╭──

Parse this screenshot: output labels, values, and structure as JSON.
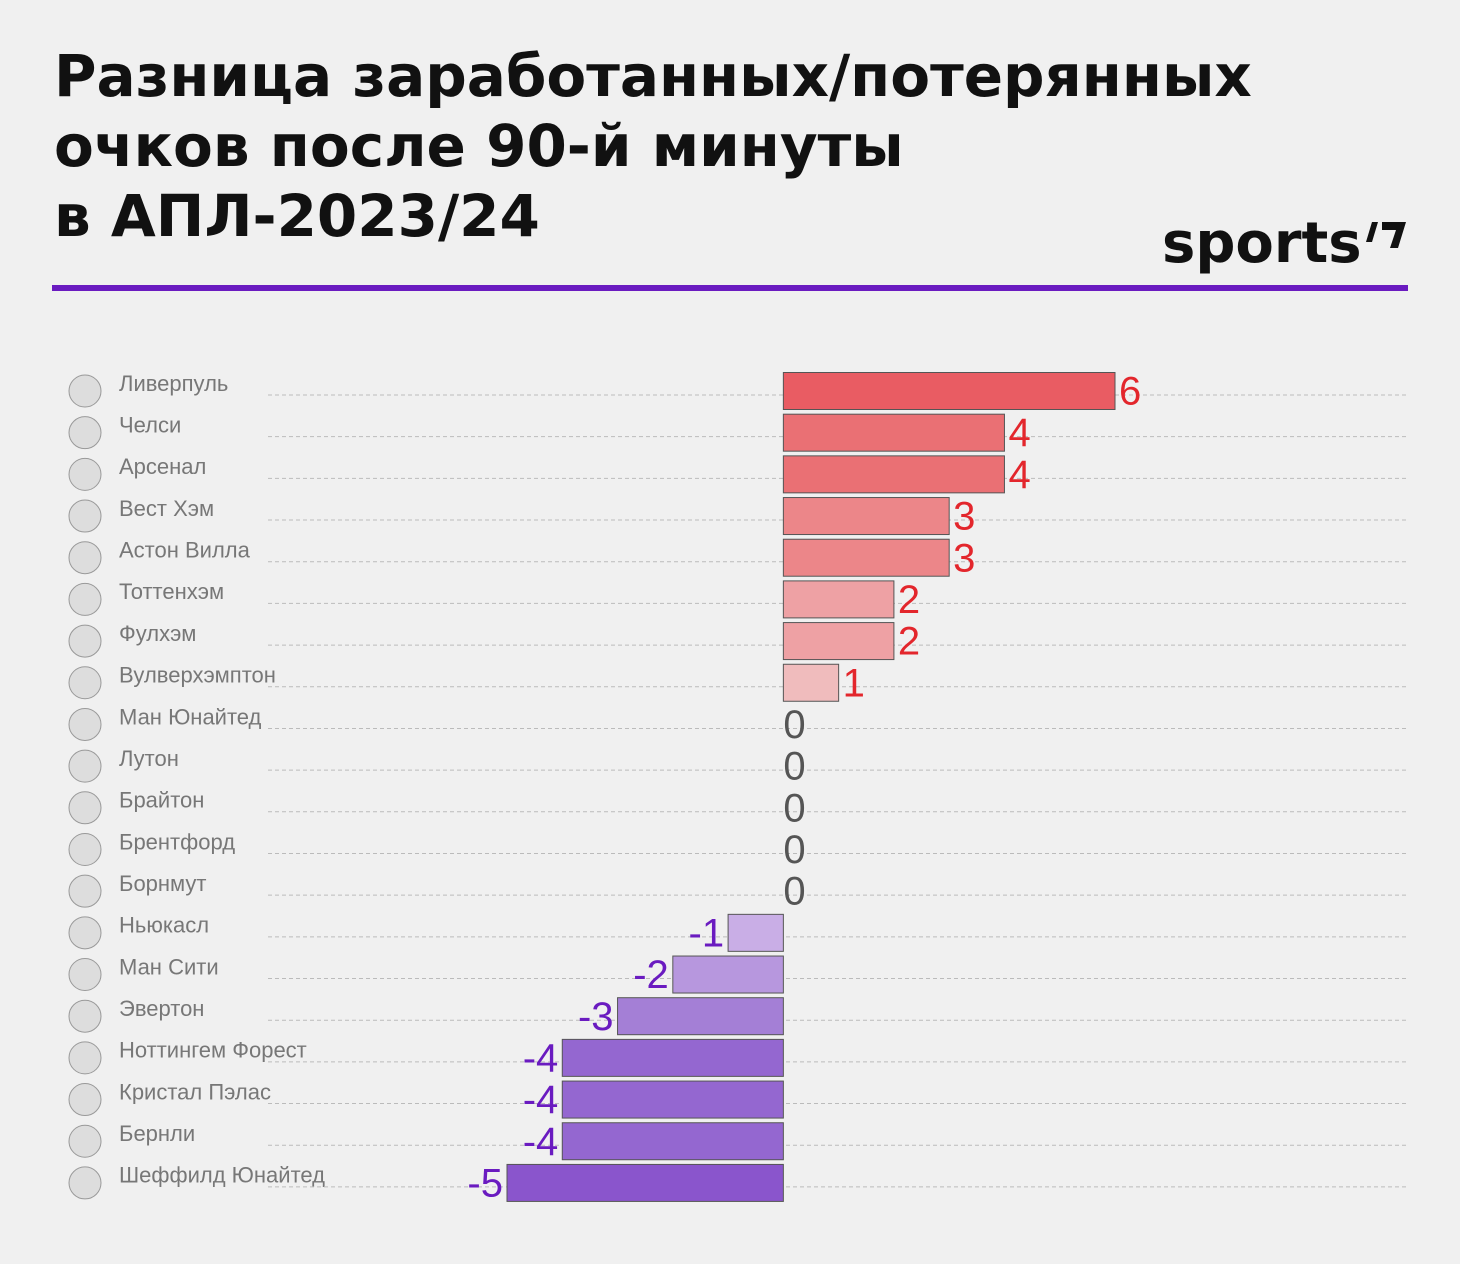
{
  "chart_data": {
    "type": "bar",
    "orientation": "horizontal",
    "title": [
      "Разница заработанных/потерянных",
      "очков после 90-й минуты",
      "в АПЛ-2023/24"
    ],
    "logo": "sports",
    "categories": [
      "Ливерпуль",
      "Челси",
      "Арсенал",
      "Вест Хэм",
      "Астон Вилла",
      "Тоттенхэм",
      "Фулхэм",
      "Вулверхэмптон",
      "Ман Юнайтед",
      "Лутон",
      "Брайтон",
      "Брентфорд",
      "Борнмут",
      "Ньюкасл",
      "Ман Сити",
      "Эвертон",
      "Ноттингем Форест",
      "Кристал Пэлас",
      "Бернли",
      "Шеффилд Юнайтед"
    ],
    "values": [
      6,
      4,
      4,
      3,
      3,
      2,
      2,
      1,
      0,
      0,
      0,
      0,
      0,
      -1,
      -2,
      -3,
      -4,
      -4,
      -4,
      -5
    ],
    "colors": [
      "#e95c63",
      "#ea7074",
      "#ea7074",
      "#ec8689",
      "#ec8689",
      "#eea1a4",
      "#eea1a4",
      "#f0bcbd",
      "#cccccc",
      "#cccccc",
      "#cccccc",
      "#cccccc",
      "#cccccc",
      "#c9aee6",
      "#b797de",
      "#a47fd6",
      "#9467d0",
      "#9467d0",
      "#9467d0",
      "#8a55cc"
    ],
    "positive_label_color": "#e3262c",
    "zero_label_color": "#555555",
    "negative_label_color": "#6a1bc0",
    "xlim": [
      -5,
      6
    ]
  }
}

╰──

**Given exercise**:
Write out the listing above again, exactly, but with no pictures in the copy.

**Result of this task**:
Parse this screenshot: output labels, values, and structure as JSON.
{
  "chart_data": {
    "type": "bar",
    "orientation": "horizontal",
    "title": [
      "Разница заработанных/потерянных",
      "очков после 90-й минуты",
      "в АПЛ-2023/24"
    ],
    "logo": "sports",
    "categories": [
      "Ливерпуль",
      "Челси",
      "Арсенал",
      "Вест Хэм",
      "Астон Вилла",
      "Тоттенхэм",
      "Фулхэм",
      "Вулверхэмптон",
      "Ман Юнайтед",
      "Лутон",
      "Брайтон",
      "Брентфорд",
      "Борнмут",
      "Ньюкасл",
      "Ман Сити",
      "Эвертон",
      "Ноттингем Форест",
      "Кристал Пэлас",
      "Бернли",
      "Шеффилд Юнайтед"
    ],
    "values": [
      6,
      4,
      4,
      3,
      3,
      2,
      2,
      1,
      0,
      0,
      0,
      0,
      0,
      -1,
      -2,
      -3,
      -4,
      -4,
      -4,
      -5
    ],
    "colors": [
      "#e95c63",
      "#ea7074",
      "#ea7074",
      "#ec8689",
      "#ec8689",
      "#eea1a4",
      "#eea1a4",
      "#f0bcbd",
      "#cccccc",
      "#cccccc",
      "#cccccc",
      "#cccccc",
      "#cccccc",
      "#c9aee6",
      "#b797de",
      "#a47fd6",
      "#9467d0",
      "#9467d0",
      "#9467d0",
      "#8a55cc"
    ],
    "positive_label_color": "#e3262c",
    "zero_label_color": "#555555",
    "negative_label_color": "#6a1bc0",
    "xlim": [
      -5,
      6
    ]
  }
}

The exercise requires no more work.